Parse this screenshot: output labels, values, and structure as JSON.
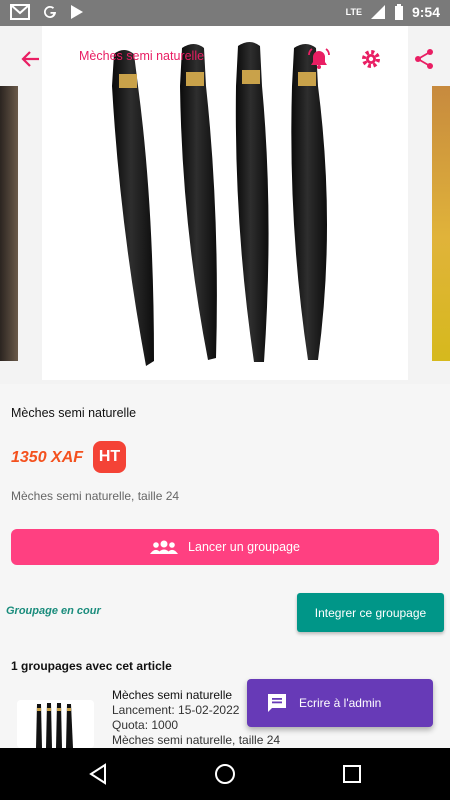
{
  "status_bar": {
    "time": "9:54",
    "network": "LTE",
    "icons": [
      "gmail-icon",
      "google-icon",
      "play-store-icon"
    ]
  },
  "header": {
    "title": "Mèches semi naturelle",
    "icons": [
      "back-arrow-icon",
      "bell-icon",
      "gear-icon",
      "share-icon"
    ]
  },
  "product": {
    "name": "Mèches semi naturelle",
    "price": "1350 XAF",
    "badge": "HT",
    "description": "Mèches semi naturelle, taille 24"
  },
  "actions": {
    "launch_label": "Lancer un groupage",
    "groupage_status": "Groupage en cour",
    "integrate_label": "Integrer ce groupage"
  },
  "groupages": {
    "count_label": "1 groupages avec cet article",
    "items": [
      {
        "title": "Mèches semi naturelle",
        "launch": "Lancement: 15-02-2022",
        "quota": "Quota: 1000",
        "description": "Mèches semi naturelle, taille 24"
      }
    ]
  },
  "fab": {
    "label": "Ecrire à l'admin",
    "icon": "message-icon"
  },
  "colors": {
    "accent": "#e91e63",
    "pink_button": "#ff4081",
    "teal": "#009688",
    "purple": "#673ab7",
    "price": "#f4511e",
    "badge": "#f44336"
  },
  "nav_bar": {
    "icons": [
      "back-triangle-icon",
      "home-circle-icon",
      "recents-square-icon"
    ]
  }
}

────────────────────────────────────────

## [What the exercise asks]
Give only the number of lines in the material above that include the word "description".

## [Response to the task]
2